All lines in the data bearing the string "JSON" should be identified and copied.

Records that describe figures
==============================
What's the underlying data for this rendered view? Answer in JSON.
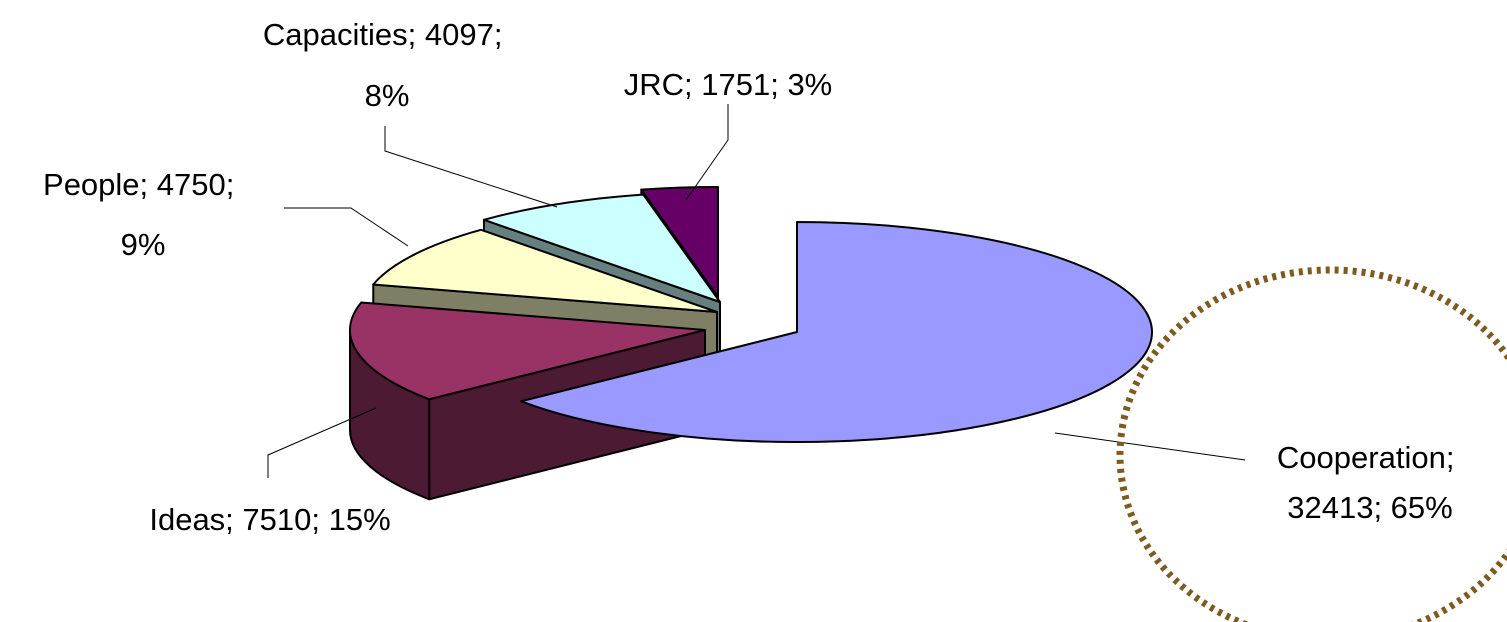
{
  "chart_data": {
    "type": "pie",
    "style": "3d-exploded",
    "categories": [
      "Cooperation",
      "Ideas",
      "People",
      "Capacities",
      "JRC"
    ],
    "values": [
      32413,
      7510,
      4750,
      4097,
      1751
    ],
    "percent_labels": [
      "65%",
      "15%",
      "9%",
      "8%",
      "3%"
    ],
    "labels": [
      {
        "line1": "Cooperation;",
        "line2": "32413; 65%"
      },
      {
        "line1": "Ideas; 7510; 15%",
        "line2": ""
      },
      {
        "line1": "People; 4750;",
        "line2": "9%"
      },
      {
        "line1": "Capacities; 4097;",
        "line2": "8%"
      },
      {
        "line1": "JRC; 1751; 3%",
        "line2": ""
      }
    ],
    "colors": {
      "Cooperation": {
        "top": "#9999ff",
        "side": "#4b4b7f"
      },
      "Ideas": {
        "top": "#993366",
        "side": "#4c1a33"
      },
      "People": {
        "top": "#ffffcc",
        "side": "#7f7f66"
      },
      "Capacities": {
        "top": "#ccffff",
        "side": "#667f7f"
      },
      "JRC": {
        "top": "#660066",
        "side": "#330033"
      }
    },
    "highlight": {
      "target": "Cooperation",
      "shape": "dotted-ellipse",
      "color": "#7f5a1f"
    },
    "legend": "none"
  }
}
==============================
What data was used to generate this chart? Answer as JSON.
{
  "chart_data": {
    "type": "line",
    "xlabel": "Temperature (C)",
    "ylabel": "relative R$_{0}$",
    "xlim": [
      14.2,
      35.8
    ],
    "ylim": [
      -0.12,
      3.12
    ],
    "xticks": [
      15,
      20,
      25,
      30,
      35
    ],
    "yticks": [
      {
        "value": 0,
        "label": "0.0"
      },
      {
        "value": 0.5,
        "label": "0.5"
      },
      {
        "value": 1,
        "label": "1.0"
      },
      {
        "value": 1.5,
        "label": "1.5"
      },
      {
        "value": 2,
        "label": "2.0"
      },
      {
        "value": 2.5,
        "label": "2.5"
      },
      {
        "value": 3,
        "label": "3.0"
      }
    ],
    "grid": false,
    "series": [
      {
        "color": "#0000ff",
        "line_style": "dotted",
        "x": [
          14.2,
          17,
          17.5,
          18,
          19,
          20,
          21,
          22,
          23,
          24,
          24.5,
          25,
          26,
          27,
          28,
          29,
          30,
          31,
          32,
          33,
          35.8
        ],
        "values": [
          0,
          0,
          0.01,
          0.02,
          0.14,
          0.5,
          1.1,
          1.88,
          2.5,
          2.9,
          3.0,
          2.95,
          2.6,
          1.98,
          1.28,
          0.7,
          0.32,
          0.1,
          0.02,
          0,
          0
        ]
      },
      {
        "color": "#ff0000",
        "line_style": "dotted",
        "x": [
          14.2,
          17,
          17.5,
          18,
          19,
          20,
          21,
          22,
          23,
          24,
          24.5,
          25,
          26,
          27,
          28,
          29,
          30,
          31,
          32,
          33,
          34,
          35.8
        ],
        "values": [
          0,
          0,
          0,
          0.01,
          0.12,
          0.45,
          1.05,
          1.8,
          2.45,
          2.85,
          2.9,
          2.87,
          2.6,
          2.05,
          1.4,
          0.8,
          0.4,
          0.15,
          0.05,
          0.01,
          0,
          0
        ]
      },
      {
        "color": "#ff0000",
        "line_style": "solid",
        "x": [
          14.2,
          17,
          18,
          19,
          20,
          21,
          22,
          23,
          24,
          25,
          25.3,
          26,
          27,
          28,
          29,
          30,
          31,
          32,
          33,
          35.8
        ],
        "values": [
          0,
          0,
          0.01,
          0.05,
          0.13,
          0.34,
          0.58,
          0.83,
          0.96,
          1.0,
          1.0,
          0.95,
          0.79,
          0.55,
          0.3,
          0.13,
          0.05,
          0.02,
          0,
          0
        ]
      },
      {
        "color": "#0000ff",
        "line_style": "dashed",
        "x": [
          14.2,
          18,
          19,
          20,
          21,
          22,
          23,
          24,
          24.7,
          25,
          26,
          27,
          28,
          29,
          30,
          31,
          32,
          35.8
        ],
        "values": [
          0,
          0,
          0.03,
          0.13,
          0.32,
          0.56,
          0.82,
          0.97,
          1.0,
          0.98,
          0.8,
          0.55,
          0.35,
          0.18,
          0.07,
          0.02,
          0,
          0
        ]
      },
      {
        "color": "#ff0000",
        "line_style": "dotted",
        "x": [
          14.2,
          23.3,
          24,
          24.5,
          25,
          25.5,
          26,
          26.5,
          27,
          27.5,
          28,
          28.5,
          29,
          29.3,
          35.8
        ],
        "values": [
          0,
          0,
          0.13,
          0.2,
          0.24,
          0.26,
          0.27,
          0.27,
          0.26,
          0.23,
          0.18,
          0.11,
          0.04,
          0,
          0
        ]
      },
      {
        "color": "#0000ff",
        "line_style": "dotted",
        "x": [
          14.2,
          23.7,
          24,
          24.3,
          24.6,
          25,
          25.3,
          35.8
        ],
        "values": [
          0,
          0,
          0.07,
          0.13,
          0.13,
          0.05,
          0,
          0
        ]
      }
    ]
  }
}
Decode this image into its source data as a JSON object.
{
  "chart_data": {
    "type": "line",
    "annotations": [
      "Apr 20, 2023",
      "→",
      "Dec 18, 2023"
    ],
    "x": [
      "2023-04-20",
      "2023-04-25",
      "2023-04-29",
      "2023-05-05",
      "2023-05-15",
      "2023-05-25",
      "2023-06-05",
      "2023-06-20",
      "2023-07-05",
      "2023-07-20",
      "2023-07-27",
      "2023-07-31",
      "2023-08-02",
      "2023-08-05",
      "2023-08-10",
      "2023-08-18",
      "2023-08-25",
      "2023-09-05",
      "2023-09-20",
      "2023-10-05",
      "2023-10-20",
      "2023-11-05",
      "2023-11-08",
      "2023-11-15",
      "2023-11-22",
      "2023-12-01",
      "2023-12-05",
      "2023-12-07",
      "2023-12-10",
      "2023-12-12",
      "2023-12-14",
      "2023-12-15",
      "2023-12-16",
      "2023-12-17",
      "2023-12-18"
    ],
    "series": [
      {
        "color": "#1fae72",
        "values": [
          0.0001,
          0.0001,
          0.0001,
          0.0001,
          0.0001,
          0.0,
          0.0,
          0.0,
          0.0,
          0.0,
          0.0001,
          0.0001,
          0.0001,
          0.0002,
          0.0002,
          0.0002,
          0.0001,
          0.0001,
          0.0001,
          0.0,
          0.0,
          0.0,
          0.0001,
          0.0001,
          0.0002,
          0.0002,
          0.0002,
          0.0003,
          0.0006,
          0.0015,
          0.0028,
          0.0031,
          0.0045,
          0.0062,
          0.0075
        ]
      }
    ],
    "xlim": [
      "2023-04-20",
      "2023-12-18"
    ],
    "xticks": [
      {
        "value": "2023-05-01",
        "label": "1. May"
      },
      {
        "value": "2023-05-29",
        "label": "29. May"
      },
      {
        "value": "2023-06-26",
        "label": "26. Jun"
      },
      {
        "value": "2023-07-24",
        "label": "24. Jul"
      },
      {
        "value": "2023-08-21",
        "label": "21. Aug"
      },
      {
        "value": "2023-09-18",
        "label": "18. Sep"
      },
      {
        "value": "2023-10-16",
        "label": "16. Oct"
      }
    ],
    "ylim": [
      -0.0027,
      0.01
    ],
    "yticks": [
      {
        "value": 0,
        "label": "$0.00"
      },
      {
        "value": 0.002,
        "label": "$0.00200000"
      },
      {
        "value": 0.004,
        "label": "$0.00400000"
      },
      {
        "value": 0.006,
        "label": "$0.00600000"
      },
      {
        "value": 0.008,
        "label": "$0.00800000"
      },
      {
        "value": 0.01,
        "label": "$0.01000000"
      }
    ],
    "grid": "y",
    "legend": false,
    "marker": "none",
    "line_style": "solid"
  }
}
==============================
Exercise answer:
What's the underlying data for this rendered view? Answer in JSON.
What data was used to generate this chart? Answer as JSON.
Decode this image into its source data as a JSON object.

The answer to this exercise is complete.